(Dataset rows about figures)
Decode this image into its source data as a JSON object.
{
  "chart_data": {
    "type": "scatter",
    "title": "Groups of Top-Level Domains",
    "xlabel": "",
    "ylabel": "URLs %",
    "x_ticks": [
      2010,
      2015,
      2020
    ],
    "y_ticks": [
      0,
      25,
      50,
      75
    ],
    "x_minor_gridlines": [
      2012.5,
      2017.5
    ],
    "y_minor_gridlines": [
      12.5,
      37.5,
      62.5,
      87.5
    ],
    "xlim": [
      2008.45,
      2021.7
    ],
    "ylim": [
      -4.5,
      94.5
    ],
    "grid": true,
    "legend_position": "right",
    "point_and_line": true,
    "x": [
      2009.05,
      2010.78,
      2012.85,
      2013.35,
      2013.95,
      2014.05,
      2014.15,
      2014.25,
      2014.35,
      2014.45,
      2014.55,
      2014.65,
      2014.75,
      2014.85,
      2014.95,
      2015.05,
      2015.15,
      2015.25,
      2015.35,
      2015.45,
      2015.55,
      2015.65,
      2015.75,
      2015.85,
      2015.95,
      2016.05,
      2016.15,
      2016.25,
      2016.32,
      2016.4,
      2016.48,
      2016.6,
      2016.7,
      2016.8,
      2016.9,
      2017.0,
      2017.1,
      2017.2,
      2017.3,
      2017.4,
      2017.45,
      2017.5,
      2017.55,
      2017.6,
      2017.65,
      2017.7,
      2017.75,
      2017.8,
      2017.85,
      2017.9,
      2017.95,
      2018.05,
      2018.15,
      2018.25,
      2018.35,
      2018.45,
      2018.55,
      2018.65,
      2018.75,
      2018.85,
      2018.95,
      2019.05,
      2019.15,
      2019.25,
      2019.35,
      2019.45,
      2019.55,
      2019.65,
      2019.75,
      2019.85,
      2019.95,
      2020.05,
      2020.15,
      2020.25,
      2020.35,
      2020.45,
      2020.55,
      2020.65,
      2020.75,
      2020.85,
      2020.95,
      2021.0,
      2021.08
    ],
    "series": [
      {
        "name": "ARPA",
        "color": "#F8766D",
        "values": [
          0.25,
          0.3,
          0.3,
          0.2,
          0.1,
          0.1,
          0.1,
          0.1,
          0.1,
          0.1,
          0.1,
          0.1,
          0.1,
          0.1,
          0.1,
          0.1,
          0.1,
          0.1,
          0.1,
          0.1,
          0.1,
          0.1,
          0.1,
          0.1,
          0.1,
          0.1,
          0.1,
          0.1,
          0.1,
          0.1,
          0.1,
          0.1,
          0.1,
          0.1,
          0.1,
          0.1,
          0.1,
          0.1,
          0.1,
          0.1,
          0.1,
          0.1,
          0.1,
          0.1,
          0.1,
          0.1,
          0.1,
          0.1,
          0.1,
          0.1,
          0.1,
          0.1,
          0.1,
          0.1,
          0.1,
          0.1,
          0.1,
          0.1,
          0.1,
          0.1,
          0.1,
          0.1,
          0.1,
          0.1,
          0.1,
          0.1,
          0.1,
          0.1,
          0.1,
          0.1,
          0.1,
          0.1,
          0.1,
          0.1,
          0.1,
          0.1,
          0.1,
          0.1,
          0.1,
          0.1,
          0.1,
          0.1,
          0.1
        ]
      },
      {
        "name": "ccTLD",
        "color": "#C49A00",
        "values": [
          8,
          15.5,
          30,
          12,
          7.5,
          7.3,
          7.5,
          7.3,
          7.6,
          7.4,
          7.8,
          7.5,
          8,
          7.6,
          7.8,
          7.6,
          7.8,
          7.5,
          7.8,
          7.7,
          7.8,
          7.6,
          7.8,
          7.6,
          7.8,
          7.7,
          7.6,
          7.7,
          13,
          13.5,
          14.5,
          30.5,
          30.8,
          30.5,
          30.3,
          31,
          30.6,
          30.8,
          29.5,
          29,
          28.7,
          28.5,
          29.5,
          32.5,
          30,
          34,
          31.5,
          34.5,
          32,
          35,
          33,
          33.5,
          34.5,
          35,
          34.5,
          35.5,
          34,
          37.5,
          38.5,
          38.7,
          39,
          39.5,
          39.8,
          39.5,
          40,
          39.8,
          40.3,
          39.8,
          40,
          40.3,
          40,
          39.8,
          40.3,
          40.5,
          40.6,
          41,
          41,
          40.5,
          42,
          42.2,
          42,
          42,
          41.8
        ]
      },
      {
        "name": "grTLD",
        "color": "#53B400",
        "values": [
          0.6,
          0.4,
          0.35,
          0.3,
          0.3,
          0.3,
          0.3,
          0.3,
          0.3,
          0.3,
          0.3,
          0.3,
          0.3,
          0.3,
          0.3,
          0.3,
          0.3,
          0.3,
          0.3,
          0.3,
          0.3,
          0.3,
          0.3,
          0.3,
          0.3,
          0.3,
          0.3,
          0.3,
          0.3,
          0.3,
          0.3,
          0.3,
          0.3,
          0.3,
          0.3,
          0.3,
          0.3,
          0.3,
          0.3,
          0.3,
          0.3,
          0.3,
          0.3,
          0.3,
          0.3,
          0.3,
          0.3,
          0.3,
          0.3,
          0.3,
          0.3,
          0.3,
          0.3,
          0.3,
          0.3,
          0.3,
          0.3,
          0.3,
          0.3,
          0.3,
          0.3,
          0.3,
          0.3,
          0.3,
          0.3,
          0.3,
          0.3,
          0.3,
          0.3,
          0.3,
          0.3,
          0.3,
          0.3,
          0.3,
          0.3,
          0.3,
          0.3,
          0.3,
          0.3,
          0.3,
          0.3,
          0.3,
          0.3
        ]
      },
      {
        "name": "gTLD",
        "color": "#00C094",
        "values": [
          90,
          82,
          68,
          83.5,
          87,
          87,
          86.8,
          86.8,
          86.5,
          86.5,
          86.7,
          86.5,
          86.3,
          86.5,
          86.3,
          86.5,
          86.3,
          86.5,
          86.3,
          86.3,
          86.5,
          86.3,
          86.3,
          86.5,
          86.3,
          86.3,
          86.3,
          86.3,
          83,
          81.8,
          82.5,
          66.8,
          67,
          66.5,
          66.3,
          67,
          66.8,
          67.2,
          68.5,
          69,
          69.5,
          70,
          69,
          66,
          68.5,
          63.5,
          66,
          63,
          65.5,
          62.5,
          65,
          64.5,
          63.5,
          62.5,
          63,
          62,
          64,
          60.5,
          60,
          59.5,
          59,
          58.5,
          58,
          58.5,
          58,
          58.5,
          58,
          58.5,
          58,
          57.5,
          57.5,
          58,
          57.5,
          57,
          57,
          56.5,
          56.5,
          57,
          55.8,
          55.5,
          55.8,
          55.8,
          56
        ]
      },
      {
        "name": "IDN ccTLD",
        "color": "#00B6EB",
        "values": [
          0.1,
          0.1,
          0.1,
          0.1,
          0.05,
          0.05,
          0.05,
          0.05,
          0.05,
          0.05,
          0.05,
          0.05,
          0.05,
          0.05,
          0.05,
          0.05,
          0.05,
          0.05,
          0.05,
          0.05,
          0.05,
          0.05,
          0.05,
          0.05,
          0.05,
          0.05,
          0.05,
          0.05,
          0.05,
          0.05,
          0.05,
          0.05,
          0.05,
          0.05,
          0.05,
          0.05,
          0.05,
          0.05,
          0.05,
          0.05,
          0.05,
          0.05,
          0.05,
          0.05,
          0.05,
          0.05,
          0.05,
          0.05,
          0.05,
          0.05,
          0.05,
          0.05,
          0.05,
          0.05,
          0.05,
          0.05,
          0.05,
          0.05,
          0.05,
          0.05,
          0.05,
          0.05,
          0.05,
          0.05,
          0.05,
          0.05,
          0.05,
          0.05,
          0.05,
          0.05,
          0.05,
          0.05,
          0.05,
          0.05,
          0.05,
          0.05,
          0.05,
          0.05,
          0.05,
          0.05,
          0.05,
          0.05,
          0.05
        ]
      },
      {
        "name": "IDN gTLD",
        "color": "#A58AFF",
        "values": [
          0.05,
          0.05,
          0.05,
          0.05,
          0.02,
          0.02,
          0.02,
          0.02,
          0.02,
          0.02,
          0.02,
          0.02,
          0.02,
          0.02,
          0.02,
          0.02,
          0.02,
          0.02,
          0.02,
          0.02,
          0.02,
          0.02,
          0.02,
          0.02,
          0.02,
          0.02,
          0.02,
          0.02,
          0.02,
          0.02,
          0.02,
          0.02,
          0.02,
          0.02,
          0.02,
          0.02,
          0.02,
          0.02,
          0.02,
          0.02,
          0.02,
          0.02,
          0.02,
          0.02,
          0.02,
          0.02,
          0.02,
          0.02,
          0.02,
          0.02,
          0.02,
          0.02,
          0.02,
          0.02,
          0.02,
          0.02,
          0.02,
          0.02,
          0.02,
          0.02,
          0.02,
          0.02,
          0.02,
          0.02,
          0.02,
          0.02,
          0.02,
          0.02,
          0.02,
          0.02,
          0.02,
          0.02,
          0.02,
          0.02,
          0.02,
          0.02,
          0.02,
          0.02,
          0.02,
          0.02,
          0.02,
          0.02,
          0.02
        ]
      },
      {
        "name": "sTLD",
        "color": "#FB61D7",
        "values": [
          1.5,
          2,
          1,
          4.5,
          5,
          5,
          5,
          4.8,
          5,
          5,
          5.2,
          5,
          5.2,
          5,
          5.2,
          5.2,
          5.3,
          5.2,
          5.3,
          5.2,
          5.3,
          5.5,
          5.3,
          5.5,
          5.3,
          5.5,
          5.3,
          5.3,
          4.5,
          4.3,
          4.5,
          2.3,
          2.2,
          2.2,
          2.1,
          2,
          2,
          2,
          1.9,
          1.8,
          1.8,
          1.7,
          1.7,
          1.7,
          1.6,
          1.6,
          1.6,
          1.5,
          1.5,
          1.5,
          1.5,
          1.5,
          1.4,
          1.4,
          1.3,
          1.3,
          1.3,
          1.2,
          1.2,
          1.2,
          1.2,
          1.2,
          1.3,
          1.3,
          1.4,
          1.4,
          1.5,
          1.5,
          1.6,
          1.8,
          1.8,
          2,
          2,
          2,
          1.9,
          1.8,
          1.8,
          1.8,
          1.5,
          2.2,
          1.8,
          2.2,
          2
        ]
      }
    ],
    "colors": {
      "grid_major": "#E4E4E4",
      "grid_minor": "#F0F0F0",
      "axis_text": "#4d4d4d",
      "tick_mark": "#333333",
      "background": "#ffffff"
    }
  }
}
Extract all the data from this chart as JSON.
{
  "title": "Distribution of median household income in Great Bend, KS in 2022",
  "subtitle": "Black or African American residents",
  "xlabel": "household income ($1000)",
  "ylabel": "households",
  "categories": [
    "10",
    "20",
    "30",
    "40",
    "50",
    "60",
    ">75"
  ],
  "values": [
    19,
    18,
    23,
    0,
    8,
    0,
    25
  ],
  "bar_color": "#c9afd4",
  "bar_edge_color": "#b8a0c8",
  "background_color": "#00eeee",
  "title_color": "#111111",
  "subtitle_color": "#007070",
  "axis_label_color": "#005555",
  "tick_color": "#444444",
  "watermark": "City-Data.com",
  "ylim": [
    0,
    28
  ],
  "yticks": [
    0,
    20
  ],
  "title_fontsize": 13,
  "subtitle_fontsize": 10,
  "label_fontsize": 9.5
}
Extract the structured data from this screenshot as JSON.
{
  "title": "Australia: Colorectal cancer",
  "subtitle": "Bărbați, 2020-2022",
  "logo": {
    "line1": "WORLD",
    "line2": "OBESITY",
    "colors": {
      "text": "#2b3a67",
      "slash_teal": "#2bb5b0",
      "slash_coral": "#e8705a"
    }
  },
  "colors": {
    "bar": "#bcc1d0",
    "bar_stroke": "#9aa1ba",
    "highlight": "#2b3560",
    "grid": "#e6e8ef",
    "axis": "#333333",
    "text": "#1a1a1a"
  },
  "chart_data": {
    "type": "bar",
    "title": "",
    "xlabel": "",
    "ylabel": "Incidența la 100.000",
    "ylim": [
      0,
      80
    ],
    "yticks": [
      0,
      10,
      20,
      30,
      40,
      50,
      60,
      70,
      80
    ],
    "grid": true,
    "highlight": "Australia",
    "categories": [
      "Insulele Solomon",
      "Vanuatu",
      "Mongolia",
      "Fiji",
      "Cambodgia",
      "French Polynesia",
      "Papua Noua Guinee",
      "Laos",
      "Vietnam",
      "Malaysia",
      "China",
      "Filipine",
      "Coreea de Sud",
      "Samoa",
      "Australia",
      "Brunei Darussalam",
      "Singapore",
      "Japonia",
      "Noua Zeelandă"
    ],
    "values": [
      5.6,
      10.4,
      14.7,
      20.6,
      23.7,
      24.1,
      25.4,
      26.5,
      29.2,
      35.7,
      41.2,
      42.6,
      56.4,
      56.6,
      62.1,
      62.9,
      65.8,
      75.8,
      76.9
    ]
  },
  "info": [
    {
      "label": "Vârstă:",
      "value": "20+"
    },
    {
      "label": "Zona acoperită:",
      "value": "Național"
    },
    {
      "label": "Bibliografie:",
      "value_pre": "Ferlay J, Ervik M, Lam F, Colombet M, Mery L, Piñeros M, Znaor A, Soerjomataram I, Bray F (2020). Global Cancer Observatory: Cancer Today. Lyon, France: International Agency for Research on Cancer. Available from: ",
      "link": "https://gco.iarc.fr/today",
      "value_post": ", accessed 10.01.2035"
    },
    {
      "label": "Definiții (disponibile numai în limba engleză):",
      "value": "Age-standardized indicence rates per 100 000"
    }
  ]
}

(Work to be completed) Using the entries above, return each line in which the word "Australia" occurs.

(The completed task)
  "title": "Australia: Colorectal cancer",
    "highlight": "Australia",
      "Australia",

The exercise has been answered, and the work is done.